Can you find the lines of the listing that include "subtitle" and copy every one?
*-*-*
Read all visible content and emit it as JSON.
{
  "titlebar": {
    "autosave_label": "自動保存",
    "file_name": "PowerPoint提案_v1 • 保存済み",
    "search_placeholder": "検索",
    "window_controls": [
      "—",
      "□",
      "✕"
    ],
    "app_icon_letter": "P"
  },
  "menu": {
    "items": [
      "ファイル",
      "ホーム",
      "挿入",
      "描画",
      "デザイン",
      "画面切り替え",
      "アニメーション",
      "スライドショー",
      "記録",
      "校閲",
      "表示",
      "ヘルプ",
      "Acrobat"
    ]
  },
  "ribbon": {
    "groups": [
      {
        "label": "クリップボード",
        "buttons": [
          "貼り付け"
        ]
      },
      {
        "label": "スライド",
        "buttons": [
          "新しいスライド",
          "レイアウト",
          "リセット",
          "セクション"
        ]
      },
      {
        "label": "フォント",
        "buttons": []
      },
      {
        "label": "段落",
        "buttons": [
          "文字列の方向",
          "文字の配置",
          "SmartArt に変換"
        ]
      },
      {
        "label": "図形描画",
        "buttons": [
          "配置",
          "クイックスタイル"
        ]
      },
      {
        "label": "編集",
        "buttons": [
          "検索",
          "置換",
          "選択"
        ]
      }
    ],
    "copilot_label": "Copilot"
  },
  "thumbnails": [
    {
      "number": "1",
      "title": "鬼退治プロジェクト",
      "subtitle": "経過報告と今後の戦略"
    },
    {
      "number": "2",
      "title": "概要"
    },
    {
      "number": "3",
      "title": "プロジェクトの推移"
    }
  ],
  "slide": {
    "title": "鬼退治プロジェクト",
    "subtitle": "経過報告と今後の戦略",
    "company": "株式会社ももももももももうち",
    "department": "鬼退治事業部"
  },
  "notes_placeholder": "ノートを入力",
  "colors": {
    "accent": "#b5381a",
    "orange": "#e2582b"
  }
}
*-*-*
▸ **Exercise answer**
      "subtitle": "経過報告と今後の戦略"
    "subtitle": "経過報告と今後の戦略",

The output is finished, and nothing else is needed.